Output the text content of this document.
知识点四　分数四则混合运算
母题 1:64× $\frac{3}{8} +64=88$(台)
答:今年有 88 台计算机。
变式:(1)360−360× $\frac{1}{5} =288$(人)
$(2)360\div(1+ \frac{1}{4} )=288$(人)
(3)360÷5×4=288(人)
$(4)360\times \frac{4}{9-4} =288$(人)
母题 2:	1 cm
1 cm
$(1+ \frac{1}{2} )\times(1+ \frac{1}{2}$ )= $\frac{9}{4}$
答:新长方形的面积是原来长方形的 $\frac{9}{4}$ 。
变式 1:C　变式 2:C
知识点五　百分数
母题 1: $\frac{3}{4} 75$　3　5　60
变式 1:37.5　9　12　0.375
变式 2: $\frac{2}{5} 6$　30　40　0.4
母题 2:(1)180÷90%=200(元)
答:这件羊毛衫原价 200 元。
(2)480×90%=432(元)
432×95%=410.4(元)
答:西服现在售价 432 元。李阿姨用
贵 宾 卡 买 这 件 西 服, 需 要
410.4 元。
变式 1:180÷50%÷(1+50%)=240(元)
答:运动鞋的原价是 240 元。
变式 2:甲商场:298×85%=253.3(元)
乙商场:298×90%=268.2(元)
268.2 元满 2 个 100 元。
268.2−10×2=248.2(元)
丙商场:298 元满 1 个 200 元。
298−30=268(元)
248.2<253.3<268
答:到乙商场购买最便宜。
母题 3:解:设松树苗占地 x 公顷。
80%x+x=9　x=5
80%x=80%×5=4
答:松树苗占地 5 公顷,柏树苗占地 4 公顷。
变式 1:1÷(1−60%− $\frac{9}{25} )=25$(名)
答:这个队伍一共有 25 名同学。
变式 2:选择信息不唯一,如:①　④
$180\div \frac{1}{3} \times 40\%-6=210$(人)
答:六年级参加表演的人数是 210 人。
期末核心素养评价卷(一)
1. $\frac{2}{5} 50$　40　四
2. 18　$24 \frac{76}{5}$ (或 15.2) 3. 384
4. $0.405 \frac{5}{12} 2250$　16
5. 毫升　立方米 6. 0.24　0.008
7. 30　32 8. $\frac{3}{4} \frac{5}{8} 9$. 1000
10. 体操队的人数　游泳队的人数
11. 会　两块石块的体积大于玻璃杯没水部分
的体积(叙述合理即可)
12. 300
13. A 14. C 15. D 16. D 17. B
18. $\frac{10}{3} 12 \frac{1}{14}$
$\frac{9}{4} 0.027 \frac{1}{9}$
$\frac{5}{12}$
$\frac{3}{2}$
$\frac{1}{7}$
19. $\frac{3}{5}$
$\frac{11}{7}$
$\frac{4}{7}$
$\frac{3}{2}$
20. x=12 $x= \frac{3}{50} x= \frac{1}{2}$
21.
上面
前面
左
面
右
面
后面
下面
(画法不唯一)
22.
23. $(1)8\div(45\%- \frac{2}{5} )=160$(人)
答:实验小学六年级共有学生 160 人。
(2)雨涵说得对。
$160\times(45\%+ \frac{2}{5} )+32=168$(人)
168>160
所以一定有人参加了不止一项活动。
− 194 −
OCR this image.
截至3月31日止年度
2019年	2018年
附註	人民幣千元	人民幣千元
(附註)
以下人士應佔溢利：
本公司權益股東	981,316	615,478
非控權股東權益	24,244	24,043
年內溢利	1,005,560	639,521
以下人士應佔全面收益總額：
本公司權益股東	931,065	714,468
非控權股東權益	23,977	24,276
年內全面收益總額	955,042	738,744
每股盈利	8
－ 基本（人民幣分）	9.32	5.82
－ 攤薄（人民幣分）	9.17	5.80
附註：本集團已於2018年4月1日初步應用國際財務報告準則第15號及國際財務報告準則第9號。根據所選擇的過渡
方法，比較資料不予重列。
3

:: Given problem ::
Reproduce each record exactly as it appears.

:: Result ::
Output the text content of this document.
知识点四　分数四则混合运算
母题 1:64× $\frac{3}{8} +64=88$(台)
答:今年有 88 台计算机。
变式:(1)360−360× $\frac{1}{5} =288$(人)
$(2)360\div(1+ \frac{1}{4} )=288$(人)
(3)360÷5×4=288(人)
$(4)360\times \frac{4}{9-4} =288$(人)
母题 2:	1 cm
1 cm
$(1+ \frac{1}{2} )\times(1+ \frac{1}{2}$ )= $\frac{9}{4}$
答:新长方形的面积是原来长方形的 $\frac{9}{4}$ 。
变式 1:C　变式 2:C
知识点五　百分数
母题 1: $\frac{3}{4} 75$　3　5　60
变式 1:37.5　9　12　0.375
变式 2: $\frac{2}{5} 6$　30　40　0.4
母题 2:(1)180÷90%=200(元)
答:这件羊毛衫原价 200 元。
(2)480×90%=432(元)
432×95%=410.4(元)
答:西服现在售价 432 元。李阿姨用
贵 宾 卡 买 这 件 西 服, 需 要
410.4 元。
变式 1:180÷50%÷(1+50%)=240(元)
答:运动鞋的原价是 240 元。
变式 2:甲商场:298×85%=253.3(元)
乙商场:298×90%=268.2(元)
268.2 元满 2 个 100 元。
268.2−10×2=248.2(元)
丙商场:298 元满 1 个 200 元。
298−30=268(元)
248.2<253.3<268
答:到乙商场购买最便宜。
母题 3:解:设松树苗占地 x 公顷。
80%x+x=9　x=5
80%x=80%×5=4
答:松树苗占地 5 公顷,柏树苗占地 4 公顷。
变式 1:1÷(1−60%− $\frac{9}{25} )=25$(名)
答:这个队伍一共有 25 名同学。
变式 2:选择信息不唯一,如:①　④
$180\div \frac{1}{3} \times 40\%-6=210$(人)
答:六年级参加表演的人数是 210 人。
期末核心素养评价卷(一)
1. $\frac{2}{5} 50$　40　四
2. 18　$24 \frac{76}{5}$ (或 15.2) 3. 384
4. $0.405 \frac{5}{12} 2250$　16
5. 毫升　立方米 6. 0.24　0.008
7. 30　32 8. $\frac{3}{4} \frac{5}{8} 9$. 1000
10. 体操队的人数　游泳队的人数
11. 会　两块石块的体积大于玻璃杯没水部分
的体积(叙述合理即可)
12. 300
13. A 14. C 15. D 16. D 17. B
18. $\frac{10}{3} 12 \frac{1}{14}$
$\frac{9}{4} 0.027 \frac{1}{9}$
$\frac{5}{12}$
$\frac{3}{2}$
$\frac{1}{7}$
19. $\frac{3}{5}$
$\frac{11}{7}$
$\frac{4}{7}$
$\frac{3}{2}$
20. x=12 $x= \frac{3}{50} x= \frac{1}{2}$
21.
上面
前面
左
面
右
面
后面
下面
(画法不唯一)
22.
23. $(1)8\div(45\%- \frac{2}{5} )=160$(人)
答:实验小学六年级共有学生 160 人。
(2)雨涵说得对。
$160\times(45\%+ \frac{2}{5} )+32=168$(人)
168>160
所以一定有人参加了不止一项活动。
− 194 −
OCR this image.
截至3月31日止年度
2019年	2018年
附註	人民幣千元	人民幣千元
(附註)
以下人士應佔溢利：
本公司權益股東	981,316	615,478
非控權股東權益	24,244	24,043
年內溢利	1,005,560	639,521
以下人士應佔全面收益總額：
本公司權益股東	931,065	714,468
非控權股東權益	23,977	24,276
年內全面收益總額	955,042	738,744
每股盈利	8
－ 基本（人民幣分）	9.32	5.82
－ 攤薄（人民幣分）	9.17	5.80
附註：本集團已於2018年4月1日初步應用國際財務報告準則第15號及國際財務報告準則第9號。根據所選擇的過渡
方法，比較資料不予重列。
3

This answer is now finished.